DATA ROWS |
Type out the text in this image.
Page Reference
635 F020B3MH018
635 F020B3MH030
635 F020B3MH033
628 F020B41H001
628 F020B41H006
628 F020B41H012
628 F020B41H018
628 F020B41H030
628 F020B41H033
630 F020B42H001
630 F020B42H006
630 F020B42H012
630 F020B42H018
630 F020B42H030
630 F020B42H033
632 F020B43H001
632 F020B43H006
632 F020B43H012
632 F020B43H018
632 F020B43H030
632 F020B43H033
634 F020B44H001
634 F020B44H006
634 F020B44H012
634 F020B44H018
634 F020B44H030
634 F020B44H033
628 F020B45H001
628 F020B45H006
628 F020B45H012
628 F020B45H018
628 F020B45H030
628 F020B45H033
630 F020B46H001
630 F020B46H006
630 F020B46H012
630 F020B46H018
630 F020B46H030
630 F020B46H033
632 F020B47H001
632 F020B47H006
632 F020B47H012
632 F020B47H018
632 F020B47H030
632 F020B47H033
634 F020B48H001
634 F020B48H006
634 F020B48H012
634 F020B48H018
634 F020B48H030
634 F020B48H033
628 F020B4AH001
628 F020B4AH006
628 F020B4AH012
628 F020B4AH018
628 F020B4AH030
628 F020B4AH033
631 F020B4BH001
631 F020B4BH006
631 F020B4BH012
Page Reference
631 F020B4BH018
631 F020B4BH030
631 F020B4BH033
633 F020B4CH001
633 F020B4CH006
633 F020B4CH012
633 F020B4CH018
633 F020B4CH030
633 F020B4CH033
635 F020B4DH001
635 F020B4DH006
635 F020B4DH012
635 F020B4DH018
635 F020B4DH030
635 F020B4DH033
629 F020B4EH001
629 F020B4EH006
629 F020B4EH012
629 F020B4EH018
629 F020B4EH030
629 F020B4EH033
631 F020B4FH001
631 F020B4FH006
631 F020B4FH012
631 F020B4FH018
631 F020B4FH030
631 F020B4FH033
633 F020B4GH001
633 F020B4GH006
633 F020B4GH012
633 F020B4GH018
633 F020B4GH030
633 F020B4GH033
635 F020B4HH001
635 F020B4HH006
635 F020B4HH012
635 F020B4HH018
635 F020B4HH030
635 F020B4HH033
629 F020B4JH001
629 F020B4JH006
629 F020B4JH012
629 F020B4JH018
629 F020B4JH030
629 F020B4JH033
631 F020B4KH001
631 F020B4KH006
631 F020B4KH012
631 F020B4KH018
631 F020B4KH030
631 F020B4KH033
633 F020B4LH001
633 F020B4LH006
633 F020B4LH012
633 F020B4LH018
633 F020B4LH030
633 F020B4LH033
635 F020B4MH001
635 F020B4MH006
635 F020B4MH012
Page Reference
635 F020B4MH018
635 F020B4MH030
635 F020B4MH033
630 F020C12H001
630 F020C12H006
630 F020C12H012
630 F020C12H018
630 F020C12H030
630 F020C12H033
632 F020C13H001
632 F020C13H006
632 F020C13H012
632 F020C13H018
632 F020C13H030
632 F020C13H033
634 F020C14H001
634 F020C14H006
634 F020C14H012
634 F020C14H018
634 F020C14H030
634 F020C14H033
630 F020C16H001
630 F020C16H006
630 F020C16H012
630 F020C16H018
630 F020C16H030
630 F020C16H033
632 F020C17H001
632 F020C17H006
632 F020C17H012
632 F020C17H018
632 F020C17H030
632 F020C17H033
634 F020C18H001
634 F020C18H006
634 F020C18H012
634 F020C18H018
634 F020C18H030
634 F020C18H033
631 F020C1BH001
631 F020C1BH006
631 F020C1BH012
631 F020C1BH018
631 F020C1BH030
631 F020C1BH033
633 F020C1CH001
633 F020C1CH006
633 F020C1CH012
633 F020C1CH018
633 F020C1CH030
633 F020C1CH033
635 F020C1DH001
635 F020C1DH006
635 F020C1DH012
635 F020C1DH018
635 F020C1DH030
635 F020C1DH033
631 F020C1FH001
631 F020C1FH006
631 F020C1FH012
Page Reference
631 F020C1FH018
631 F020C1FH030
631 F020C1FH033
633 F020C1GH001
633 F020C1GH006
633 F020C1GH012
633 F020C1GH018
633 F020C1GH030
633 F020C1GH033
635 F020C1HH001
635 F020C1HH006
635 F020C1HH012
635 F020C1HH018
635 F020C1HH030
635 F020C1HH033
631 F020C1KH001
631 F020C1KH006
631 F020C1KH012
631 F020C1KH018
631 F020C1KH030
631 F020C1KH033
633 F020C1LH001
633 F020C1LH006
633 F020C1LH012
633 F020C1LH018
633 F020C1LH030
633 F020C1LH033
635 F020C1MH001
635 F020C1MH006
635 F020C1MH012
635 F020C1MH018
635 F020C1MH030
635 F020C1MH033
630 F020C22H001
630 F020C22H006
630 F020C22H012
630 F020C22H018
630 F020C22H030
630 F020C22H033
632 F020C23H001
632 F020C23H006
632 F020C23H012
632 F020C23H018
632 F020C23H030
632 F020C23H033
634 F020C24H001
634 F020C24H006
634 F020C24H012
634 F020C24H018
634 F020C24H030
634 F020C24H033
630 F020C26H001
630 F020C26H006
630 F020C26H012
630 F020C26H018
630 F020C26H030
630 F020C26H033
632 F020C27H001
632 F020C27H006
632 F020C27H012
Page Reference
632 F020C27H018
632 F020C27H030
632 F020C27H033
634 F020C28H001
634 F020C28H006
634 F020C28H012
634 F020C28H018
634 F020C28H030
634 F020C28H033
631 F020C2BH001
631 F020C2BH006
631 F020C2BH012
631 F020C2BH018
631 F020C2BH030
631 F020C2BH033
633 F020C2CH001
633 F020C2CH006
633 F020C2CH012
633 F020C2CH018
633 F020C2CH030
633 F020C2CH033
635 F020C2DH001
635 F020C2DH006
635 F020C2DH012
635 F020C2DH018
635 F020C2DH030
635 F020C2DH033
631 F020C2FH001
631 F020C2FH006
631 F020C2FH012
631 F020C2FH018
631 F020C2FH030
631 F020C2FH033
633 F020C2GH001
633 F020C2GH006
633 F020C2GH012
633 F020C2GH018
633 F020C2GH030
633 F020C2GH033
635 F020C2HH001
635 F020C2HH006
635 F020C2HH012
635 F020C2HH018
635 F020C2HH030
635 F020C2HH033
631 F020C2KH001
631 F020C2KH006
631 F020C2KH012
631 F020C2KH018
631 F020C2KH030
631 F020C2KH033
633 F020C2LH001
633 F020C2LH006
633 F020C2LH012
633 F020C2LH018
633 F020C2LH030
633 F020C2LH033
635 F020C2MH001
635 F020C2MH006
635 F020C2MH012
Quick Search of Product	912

STATED TASK | Retype the material in full, character for character.

TASK OUTPUT |
Type out the text in this image.
Page Reference
635 F020B3MH018
635 F020B3MH030
635 F020B3MH033
628 F020B41H001
628 F020B41H006
628 F020B41H012
628 F020B41H018
628 F020B41H030
628 F020B41H033
630 F020B42H001
630 F020B42H006
630 F020B42H012
630 F020B42H018
630 F020B42H030
630 F020B42H033
632 F020B43H001
632 F020B43H006
632 F020B43H012
632 F020B43H018
632 F020B43H030
632 F020B43H033
634 F020B44H001
634 F020B44H006
634 F020B44H012
634 F020B44H018
634 F020B44H030
634 F020B44H033
628 F020B45H001
628 F020B45H006
628 F020B45H012
628 F020B45H018
628 F020B45H030
628 F020B45H033
630 F020B46H001
630 F020B46H006
630 F020B46H012
630 F020B46H018
630 F020B46H030
630 F020B46H033
632 F020B47H001
632 F020B47H006
632 F020B47H012
632 F020B47H018
632 F020B47H030
632 F020B47H033
634 F020B48H001
634 F020B48H006
634 F020B48H012
634 F020B48H018
634 F020B48H030
634 F020B48H033
628 F020B4AH001
628 F020B4AH006
628 F020B4AH012
628 F020B4AH018
628 F020B4AH030
628 F020B4AH033
631 F020B4BH001
631 F020B4BH006
631 F020B4BH012
Page Reference
631 F020B4BH018
631 F020B4BH030
631 F020B4BH033
633 F020B4CH001
633 F020B4CH006
633 F020B4CH012
633 F020B4CH018
633 F020B4CH030
633 F020B4CH033
635 F020B4DH001
635 F020B4DH006
635 F020B4DH012
635 F020B4DH018
635 F020B4DH030
635 F020B4DH033
629 F020B4EH001
629 F020B4EH006
629 F020B4EH012
629 F020B4EH018
629 F020B4EH030
629 F020B4EH033
631 F020B4FH001
631 F020B4FH006
631 F020B4FH012
631 F020B4FH018
631 F020B4FH030
631 F020B4FH033
633 F020B4GH001
633 F020B4GH006
633 F020B4GH012
633 F020B4GH018
633 F020B4GH030
633 F020B4GH033
635 F020B4HH001
635 F020B4HH006
635 F020B4HH012
635 F020B4HH018
635 F020B4HH030
635 F020B4HH033
629 F020B4JH001
629 F020B4JH006
629 F020B4JH012
629 F020B4JH018
629 F020B4JH030
629 F020B4JH033
631 F020B4KH001
631 F020B4KH006
631 F020B4KH012
631 F020B4KH018
631 F020B4KH030
631 F020B4KH033
633 F020B4LH001
633 F020B4LH006
633 F020B4LH012
633 F020B4LH018
633 F020B4LH030
633 F020B4LH033
635 F020B4MH001
635 F020B4MH006
635 F020B4MH012
Page Reference
635 F020B4MH018
635 F020B4MH030
635 F020B4MH033
630 F020C12H001
630 F020C12H006
630 F020C12H012
630 F020C12H018
630 F020C12H030
630 F020C12H033
632 F020C13H001
632 F020C13H006
632 F020C13H012
632 F020C13H018
632 F020C13H030
632 F020C13H033
634 F020C14H001
634 F020C14H006
634 F020C14H012
634 F020C14H018
634 F020C14H030
634 F020C14H033
630 F020C16H001
630 F020C16H006
630 F020C16H012
630 F020C16H018
630 F020C16H030
630 F020C16H033
632 F020C17H001
632 F020C17H006
632 F020C17H012
632 F020C17H018
632 F020C17H030
632 F020C17H033
634 F020C18H001
634 F020C18H006
634 F020C18H012
634 F020C18H018
634 F020C18H030
634 F020C18H033
631 F020C1BH001
631 F020C1BH006
631 F020C1BH012
631 F020C1BH018
631 F020C1BH030
631 F020C1BH033
633 F020C1CH001
633 F020C1CH006
633 F020C1CH012
633 F020C1CH018
633 F020C1CH030
633 F020C1CH033
635 F020C1DH001
635 F020C1DH006
635 F020C1DH012
635 F020C1DH018
635 F020C1DH030
635 F020C1DH033
631 F020C1FH001
631 F020C1FH006
631 F020C1FH012
Page Reference
631 F020C1FH018
631 F020C1FH030
631 F020C1FH033
633 F020C1GH001
633 F020C1GH006
633 F020C1GH012
633 F020C1GH018
633 F020C1GH030
633 F020C1GH033
635 F020C1HH001
635 F020C1HH006
635 F020C1HH012
635 F020C1HH018
635 F020C1HH030
635 F020C1HH033
631 F020C1KH001
631 F020C1KH006
631 F020C1KH012
631 F020C1KH018
631 F020C1KH030
631 F020C1KH033
633 F020C1LH001
633 F020C1LH006
633 F020C1LH012
633 F020C1LH018
633 F020C1LH030
633 F020C1LH033
635 F020C1MH001
635 F020C1MH006
635 F020C1MH012
635 F020C1MH018
635 F020C1MH030
635 F020C1MH033
630 F020C22H001
630 F020C22H006
630 F020C22H012
630 F020C22H018
630 F020C22H030
630 F020C22H033
632 F020C23H001
632 F020C23H006
632 F020C23H012
632 F020C23H018
632 F020C23H030
632 F020C23H033
634 F020C24H001
634 F020C24H006
634 F020C24H012
634 F020C24H018
634 F020C24H030
634 F020C24H033
630 F020C26H001
630 F020C26H006
630 F020C26H012
630 F020C26H018
630 F020C26H030
630 F020C26H033
632 F020C27H001
632 F020C27H006
632 F020C27H012
Page Reference
632 F020C27H018
632 F020C27H030
632 F020C27H033
634 F020C28H001
634 F020C28H006
634 F020C28H012
634 F020C28H018
634 F020C28H030
634 F020C28H033
631 F020C2BH001
631 F020C2BH006
631 F020C2BH012
631 F020C2BH018
631 F020C2BH030
631 F020C2BH033
633 F020C2CH001
633 F020C2CH006
633 F020C2CH012
633 F020C2CH018
633 F020C2CH030
633 F020C2CH033
635 F020C2DH001
635 F020C2DH006
635 F020C2DH012
635 F020C2DH018
635 F020C2DH030
635 F020C2DH033
631 F020C2FH001
631 F020C2FH006
631 F020C2FH012
631 F020C2FH018
631 F020C2FH030
631 F020C2FH033
633 F020C2GH001
633 F020C2GH006
633 F020C2GH012
633 F020C2GH018
633 F020C2GH030
633 F020C2GH033
635 F020C2HH001
635 F020C2HH006
635 F020C2HH012
635 F020C2HH018
635 F020C2HH030
635 F020C2HH033
631 F020C2KH001
631 F020C2KH006
631 F020C2KH012
631 F020C2KH018
631 F020C2KH030
631 F020C2KH033
633 F020C2LH001
633 F020C2LH006
633 F020C2LH012
633 F020C2LH018
633 F020C2LH030
633 F020C2LH033
635 F020C2MH001
635 F020C2MH006
635 F020C2MH012
Quick Search of Product	912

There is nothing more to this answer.